EXERCISE REQUIREMENTS:
Take each line that has the word "ylabel" and return it.

══ LISTED RECORDS ══

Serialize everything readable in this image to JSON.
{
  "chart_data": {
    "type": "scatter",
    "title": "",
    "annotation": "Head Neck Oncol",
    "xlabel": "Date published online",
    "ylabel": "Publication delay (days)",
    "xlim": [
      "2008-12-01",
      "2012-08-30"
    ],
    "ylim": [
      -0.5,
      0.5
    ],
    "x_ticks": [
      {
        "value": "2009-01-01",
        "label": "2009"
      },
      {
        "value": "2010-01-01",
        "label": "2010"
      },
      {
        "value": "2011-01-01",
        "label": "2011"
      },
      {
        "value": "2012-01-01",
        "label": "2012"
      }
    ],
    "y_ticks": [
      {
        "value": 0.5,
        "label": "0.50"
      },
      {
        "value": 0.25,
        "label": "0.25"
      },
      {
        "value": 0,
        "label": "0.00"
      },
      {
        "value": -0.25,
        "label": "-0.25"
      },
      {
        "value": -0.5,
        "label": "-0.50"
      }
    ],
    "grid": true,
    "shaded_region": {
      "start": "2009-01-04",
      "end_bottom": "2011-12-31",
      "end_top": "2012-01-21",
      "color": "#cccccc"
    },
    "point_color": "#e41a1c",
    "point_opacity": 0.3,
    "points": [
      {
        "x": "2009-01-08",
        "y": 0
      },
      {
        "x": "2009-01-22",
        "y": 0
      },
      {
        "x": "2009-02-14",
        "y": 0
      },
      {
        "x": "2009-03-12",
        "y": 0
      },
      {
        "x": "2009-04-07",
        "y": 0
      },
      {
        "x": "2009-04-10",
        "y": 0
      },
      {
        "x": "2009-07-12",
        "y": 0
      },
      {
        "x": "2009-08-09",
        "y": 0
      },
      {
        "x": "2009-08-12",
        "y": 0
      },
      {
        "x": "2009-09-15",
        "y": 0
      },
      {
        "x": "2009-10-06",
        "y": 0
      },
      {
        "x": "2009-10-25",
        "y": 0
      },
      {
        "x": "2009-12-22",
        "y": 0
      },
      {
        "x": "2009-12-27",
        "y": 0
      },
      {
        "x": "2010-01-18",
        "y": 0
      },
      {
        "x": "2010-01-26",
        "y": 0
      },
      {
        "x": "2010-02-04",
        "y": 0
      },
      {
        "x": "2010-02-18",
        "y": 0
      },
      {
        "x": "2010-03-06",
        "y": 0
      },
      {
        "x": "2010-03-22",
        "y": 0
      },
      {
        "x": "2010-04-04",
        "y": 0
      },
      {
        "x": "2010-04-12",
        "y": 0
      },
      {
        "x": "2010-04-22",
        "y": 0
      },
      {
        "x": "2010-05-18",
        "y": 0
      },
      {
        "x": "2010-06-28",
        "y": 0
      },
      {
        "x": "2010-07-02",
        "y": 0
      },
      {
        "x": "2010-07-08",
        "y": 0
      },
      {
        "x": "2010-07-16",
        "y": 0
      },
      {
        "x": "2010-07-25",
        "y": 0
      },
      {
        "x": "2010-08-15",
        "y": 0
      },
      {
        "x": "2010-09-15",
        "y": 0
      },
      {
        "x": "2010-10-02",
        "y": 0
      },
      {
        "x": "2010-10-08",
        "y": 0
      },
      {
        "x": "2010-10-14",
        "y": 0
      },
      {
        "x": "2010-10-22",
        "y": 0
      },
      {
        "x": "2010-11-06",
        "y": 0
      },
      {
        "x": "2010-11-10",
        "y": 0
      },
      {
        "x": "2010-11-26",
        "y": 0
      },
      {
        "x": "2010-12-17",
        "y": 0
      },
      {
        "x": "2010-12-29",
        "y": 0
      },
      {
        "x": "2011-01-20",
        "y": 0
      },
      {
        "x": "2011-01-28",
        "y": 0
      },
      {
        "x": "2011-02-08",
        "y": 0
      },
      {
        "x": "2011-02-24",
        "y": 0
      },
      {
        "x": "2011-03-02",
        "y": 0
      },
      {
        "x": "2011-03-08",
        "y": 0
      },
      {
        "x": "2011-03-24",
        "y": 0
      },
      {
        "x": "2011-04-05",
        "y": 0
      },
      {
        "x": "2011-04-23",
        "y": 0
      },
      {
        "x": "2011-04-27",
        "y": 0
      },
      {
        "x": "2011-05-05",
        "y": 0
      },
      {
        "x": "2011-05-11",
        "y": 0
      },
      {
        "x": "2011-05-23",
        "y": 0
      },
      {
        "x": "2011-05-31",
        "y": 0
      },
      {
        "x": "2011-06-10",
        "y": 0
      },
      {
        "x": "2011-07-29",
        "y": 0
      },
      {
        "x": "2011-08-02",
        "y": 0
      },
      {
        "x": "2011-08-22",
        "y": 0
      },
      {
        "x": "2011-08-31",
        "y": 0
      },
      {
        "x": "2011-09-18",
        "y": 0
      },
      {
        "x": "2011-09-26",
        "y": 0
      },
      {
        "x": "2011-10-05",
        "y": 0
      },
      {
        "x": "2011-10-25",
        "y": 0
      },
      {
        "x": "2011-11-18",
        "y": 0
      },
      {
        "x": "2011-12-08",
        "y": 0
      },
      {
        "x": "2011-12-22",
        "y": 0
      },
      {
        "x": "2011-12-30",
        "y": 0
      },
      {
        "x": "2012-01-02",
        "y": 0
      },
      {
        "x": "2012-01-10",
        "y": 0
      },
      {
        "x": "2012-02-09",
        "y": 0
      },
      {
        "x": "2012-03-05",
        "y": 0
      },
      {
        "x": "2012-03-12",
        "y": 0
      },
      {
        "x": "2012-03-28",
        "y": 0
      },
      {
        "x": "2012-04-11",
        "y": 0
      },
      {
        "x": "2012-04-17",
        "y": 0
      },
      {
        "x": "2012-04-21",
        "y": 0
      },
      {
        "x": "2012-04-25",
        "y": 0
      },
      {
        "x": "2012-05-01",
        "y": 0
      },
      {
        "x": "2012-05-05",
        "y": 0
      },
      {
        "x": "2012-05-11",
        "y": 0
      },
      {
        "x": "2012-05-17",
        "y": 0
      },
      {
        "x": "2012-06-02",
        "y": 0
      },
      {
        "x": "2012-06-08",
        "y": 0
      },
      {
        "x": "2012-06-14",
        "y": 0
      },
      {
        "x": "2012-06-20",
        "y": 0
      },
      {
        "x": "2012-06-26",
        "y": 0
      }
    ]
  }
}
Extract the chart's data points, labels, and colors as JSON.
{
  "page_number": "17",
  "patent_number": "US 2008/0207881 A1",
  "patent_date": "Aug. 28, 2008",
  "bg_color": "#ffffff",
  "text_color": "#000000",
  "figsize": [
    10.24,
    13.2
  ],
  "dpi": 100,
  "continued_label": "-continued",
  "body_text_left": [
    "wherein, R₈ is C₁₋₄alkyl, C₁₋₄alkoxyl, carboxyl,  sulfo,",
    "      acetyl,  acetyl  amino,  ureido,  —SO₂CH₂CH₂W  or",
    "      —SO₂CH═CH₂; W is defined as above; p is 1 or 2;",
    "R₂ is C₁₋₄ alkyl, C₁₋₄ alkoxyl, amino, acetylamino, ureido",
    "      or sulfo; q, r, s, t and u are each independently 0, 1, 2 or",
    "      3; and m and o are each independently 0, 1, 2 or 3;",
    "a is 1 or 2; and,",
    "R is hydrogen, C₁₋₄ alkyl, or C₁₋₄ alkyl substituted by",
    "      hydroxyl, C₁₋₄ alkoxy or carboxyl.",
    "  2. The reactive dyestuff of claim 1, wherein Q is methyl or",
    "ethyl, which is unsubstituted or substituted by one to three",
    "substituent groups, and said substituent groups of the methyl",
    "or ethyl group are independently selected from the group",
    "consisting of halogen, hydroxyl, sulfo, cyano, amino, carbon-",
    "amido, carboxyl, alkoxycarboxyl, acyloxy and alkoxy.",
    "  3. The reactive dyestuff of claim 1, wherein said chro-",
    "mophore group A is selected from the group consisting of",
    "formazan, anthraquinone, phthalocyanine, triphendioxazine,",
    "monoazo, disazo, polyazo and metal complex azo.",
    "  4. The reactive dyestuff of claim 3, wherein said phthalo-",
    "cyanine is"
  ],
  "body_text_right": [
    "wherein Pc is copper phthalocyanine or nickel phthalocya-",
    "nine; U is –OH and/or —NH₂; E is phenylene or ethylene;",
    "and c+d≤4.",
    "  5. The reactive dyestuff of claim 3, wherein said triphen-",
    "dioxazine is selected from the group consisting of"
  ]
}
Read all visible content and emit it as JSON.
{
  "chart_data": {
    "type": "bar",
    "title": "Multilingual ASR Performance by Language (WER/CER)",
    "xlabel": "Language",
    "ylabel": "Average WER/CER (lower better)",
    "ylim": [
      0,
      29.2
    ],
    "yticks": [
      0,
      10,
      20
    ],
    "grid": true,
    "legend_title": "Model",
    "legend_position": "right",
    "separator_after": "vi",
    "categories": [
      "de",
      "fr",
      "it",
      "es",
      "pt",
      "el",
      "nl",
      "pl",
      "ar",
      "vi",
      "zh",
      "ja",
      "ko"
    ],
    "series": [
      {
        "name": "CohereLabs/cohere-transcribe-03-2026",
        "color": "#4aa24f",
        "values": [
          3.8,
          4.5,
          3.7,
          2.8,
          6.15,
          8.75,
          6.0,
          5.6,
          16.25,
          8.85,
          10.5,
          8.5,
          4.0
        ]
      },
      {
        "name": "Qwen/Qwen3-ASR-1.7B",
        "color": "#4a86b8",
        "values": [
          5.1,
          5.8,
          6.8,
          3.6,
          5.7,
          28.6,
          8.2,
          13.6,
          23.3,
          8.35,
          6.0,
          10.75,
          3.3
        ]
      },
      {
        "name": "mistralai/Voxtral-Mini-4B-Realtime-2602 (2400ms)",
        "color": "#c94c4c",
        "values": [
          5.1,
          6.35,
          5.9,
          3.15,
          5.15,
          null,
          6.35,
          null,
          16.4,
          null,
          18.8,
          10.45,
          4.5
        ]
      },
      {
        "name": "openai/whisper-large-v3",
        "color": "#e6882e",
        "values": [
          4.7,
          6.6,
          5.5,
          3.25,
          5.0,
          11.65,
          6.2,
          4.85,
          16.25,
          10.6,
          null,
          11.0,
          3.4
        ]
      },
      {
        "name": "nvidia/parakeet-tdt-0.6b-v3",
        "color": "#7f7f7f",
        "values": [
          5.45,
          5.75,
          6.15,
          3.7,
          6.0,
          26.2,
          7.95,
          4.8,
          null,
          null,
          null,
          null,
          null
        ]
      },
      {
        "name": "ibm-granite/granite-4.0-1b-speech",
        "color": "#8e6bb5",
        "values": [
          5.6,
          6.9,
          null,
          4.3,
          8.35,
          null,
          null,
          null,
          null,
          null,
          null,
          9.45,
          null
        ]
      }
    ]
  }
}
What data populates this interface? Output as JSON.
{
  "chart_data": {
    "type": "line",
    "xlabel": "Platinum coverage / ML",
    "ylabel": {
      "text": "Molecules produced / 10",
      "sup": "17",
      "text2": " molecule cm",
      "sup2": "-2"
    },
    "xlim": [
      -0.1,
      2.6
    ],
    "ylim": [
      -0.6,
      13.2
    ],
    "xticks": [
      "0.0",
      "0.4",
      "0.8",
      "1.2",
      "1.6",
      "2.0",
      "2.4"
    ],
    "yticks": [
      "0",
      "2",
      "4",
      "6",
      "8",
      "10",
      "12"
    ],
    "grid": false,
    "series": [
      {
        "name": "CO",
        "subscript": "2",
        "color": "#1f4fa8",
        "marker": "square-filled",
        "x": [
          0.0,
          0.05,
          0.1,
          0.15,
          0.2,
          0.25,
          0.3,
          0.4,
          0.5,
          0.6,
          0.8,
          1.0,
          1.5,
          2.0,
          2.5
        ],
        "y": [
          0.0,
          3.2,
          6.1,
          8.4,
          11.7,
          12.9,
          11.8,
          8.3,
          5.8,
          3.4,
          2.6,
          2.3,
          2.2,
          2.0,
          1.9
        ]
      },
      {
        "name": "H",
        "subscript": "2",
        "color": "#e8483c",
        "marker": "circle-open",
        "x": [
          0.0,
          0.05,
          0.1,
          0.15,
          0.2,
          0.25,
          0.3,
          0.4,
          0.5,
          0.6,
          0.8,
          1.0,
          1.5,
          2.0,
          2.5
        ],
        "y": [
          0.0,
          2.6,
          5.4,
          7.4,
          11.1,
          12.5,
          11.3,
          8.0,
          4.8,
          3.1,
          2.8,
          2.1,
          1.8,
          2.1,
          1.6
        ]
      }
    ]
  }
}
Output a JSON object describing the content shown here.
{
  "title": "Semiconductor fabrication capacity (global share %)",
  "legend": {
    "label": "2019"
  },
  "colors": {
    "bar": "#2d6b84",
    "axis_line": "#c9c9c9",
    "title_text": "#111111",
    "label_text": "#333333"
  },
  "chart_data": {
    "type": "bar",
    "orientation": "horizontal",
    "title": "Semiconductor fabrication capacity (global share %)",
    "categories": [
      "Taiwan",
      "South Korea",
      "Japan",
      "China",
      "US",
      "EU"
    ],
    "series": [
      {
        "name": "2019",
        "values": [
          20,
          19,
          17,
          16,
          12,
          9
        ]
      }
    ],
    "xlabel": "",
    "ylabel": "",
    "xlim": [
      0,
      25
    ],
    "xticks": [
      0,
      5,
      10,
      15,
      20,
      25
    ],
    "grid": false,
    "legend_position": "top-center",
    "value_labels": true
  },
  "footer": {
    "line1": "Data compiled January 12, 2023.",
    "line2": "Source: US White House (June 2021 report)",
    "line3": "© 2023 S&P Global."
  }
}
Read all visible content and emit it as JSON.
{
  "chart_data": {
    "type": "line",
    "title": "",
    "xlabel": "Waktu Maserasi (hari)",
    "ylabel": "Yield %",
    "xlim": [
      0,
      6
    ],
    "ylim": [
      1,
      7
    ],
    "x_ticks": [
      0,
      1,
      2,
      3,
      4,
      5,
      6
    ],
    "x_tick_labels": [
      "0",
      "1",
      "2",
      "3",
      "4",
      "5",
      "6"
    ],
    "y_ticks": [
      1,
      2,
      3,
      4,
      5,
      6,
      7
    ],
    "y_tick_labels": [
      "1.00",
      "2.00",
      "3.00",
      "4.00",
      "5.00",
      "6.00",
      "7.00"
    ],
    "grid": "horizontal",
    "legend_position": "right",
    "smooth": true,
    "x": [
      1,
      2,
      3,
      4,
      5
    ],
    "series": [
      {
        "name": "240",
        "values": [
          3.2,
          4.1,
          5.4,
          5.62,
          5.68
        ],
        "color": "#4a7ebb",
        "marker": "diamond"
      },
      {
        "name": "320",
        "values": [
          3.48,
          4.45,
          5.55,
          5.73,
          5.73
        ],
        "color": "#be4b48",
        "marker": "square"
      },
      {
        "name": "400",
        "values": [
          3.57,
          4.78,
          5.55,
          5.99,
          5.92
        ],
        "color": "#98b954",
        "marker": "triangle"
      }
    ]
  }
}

═══

CORRECT RESULT:
    "ylabel": "Publication delay (days)",
    "ylabel": "Average WER/CER (lower better)",
    "ylabel": {
    "ylabel": "",
    "ylabel": "Yield %",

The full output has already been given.